WORK ITEM
Your answer should consist of every line in the records that holds "report".

MATERIAL PROVIDED
********************

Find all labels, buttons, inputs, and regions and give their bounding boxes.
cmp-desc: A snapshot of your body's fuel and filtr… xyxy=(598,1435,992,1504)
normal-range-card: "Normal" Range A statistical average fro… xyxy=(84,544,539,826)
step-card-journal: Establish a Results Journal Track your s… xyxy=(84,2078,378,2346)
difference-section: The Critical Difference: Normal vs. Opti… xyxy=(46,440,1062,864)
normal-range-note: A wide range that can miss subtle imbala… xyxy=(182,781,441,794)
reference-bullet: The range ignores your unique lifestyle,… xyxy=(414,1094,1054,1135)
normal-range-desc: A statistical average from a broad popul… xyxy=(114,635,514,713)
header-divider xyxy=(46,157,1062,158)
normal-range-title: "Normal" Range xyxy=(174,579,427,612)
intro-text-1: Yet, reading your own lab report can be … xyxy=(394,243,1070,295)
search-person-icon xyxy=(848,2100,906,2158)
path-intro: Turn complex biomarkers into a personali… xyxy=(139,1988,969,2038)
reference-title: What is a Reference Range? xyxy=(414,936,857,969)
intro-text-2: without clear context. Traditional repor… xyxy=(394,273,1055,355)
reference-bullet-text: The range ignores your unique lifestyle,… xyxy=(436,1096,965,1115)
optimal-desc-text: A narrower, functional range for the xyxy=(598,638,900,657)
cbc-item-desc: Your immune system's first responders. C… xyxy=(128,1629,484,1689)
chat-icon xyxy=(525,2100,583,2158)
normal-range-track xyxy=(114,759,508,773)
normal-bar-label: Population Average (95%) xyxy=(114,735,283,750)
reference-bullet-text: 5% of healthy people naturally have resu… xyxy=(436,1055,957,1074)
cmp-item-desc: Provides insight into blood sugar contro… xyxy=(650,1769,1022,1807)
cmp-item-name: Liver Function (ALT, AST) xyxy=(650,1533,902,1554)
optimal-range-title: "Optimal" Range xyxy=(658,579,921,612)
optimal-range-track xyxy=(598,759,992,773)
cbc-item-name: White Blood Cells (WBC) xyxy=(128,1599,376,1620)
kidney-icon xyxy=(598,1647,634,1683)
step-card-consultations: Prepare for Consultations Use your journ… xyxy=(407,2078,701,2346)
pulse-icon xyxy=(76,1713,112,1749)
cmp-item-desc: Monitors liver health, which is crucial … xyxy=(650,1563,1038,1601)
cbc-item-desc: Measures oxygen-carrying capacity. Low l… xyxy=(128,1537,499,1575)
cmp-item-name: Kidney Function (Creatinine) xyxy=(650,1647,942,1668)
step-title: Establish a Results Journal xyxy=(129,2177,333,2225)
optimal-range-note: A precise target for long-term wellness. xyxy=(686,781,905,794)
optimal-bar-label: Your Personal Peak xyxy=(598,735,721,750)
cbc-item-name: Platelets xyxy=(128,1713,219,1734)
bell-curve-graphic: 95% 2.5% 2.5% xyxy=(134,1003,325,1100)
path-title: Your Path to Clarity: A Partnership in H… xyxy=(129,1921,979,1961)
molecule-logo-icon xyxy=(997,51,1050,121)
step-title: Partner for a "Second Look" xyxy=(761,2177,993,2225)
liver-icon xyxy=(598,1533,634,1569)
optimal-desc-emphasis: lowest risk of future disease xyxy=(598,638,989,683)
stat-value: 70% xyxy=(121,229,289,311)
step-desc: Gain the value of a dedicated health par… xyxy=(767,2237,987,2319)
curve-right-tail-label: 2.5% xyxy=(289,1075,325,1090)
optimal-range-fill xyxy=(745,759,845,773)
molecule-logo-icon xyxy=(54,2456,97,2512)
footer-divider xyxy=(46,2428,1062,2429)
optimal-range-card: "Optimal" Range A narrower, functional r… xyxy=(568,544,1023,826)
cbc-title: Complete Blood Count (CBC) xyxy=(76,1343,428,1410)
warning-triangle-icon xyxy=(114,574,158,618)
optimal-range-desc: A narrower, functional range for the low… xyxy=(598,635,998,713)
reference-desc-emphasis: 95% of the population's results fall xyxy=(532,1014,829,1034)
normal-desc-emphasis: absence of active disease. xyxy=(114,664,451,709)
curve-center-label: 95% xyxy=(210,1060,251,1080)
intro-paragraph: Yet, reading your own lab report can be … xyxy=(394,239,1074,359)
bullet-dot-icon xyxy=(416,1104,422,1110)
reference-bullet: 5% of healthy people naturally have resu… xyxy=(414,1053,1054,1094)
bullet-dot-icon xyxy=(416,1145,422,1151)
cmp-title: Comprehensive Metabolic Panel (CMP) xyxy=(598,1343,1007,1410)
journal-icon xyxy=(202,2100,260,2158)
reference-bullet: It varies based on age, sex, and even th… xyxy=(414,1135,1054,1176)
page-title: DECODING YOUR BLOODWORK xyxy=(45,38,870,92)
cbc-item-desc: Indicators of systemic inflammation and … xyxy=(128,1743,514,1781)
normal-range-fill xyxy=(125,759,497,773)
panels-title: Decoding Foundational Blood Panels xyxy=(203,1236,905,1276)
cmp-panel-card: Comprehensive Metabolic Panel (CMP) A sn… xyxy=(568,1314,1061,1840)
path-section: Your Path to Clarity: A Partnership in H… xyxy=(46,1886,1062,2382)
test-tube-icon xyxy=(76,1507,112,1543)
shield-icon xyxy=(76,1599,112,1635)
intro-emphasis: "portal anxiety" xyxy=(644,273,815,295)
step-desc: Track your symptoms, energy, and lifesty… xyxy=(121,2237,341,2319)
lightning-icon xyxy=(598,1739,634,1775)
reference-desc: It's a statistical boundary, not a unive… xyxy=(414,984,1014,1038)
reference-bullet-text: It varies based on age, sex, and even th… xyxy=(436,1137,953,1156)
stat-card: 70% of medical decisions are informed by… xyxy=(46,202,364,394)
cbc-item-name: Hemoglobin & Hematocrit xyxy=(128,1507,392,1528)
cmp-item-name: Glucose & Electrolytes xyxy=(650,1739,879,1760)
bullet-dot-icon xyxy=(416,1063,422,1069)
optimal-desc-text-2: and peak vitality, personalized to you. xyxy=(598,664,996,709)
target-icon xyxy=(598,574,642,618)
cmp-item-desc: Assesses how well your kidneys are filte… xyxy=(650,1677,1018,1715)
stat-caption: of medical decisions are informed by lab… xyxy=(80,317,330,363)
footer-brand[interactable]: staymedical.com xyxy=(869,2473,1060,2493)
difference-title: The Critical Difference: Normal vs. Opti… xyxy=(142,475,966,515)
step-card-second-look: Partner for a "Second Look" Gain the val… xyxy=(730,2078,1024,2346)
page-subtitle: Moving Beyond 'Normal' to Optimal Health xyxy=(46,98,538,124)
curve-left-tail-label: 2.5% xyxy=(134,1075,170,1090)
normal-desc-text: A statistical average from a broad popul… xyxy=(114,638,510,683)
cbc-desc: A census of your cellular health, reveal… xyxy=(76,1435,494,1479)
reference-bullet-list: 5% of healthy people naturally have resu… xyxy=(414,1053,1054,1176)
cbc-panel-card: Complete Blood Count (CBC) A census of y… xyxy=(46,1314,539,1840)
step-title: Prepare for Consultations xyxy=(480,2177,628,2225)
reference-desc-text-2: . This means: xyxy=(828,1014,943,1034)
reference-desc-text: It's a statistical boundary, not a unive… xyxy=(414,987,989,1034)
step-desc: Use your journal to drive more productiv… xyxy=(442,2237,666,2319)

********************

TASK RESULT
intro-text-1: Yet, reading your own lab report can be … xyxy=(394,243,1070,295)
intro-paragraph: Yet, reading your own lab report can be … xyxy=(394,239,1074,359)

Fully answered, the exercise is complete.